»»

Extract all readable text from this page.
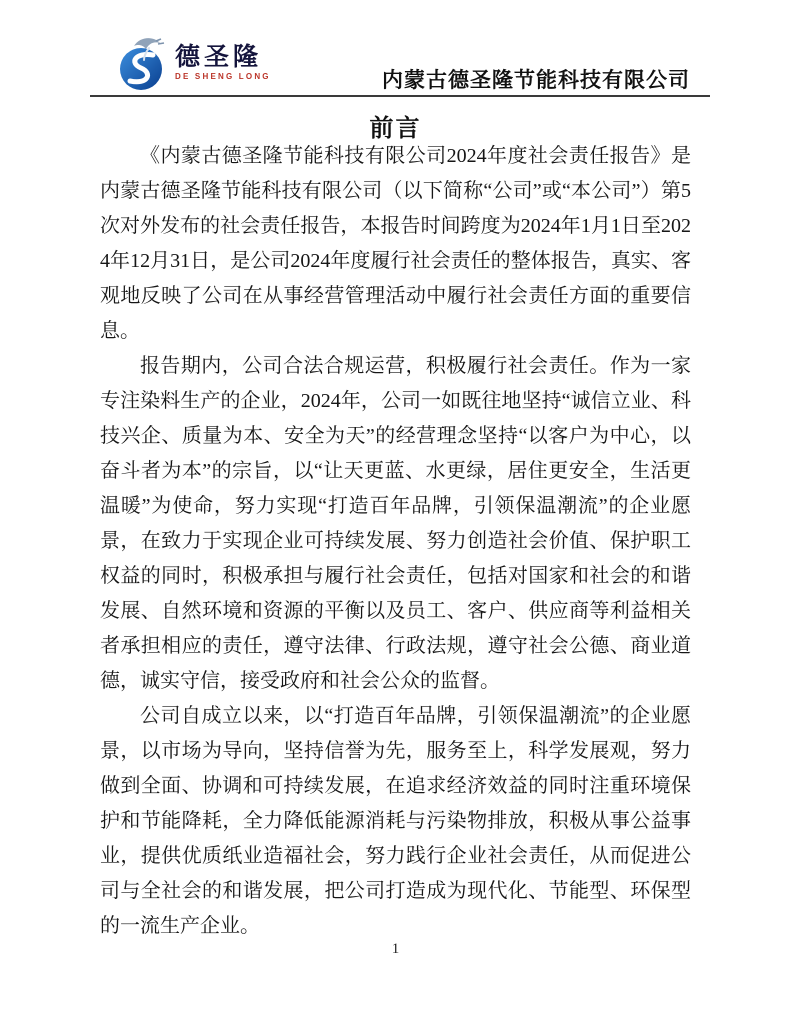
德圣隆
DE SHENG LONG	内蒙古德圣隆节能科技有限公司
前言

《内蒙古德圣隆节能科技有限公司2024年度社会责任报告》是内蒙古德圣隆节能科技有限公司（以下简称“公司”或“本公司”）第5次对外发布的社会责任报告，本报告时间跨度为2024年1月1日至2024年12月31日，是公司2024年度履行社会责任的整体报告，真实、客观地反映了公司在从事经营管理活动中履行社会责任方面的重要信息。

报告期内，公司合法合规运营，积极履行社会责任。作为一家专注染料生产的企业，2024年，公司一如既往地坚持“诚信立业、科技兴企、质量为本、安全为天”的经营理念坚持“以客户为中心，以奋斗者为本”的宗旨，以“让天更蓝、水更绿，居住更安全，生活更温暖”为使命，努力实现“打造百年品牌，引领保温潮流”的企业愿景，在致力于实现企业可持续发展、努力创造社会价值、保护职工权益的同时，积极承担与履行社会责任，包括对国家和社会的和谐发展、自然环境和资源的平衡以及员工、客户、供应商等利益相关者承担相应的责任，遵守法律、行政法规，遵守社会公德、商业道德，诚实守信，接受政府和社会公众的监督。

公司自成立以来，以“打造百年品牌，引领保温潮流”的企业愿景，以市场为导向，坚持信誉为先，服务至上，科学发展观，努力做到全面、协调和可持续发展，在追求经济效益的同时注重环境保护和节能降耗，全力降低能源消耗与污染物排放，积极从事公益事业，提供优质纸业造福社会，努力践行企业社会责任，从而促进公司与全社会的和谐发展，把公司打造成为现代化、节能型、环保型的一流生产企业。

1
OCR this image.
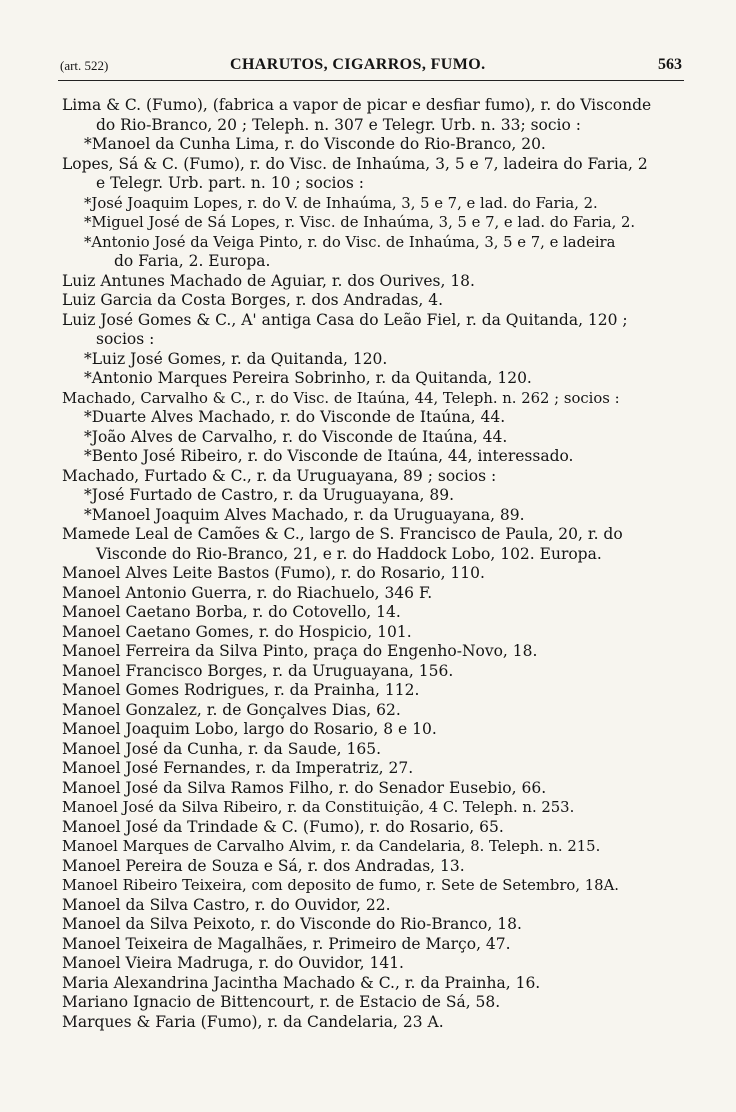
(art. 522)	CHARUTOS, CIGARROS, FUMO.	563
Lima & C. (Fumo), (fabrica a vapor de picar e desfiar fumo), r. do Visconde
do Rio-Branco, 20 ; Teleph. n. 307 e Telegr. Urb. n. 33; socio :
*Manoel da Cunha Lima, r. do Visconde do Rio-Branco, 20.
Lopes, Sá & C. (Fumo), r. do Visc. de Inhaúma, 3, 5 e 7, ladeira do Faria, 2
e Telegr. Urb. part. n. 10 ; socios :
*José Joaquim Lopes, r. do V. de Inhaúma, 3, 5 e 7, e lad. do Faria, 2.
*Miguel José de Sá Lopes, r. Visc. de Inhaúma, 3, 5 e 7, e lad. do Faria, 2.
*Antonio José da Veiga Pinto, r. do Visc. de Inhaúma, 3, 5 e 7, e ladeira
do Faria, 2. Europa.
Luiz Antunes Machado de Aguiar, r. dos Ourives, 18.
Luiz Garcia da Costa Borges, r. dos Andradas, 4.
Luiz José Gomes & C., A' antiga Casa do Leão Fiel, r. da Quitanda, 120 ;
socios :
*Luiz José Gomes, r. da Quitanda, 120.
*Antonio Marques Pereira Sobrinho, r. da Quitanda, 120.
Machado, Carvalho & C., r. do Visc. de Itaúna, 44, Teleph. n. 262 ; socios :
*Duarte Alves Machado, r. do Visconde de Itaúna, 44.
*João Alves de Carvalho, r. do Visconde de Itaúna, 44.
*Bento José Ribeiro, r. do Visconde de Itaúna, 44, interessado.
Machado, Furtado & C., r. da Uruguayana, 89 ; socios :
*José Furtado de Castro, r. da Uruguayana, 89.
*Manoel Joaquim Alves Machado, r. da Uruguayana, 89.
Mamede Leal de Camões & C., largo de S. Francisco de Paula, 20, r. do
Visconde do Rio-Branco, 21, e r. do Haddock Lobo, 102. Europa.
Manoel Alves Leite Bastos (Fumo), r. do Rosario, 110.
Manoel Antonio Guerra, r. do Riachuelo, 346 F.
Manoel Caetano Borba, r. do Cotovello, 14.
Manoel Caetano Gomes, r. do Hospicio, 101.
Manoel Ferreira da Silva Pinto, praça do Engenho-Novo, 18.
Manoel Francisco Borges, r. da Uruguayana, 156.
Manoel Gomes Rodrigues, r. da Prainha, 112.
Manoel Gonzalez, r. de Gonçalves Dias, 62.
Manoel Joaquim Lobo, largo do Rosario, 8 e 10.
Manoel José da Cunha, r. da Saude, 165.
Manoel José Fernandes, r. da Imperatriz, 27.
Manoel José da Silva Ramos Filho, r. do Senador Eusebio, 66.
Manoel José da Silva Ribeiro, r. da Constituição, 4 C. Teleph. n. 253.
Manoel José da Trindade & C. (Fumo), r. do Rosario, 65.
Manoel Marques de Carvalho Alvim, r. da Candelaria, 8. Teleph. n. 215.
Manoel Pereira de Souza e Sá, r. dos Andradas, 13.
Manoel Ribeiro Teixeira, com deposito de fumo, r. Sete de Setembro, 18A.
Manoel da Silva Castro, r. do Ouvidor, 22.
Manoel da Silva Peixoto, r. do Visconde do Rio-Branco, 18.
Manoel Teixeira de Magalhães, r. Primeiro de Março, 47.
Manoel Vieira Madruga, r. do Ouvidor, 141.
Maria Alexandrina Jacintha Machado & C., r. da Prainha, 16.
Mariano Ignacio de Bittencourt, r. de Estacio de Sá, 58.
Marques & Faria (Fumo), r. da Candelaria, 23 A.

««

**Work to do:** From the entries above, collect every line with the string "Faria" in it.

**Problem solution:**
Lopes, Sá & C. (Fumo), r. do Visc. de Inhaúma, 3, 5 e 7, ladeira do Faria, 2
*José Joaquim Lopes, r. do V. de Inhaúma, 3, 5 e 7, e lad. do Faria, 2.
*Miguel José de Sá Lopes, r. Visc. de Inhaúma, 3, 5 e 7, e lad. do Faria, 2.
do Faria, 2. Europa.
Marques & Faria (Fumo), r. da Candelaria, 23 A.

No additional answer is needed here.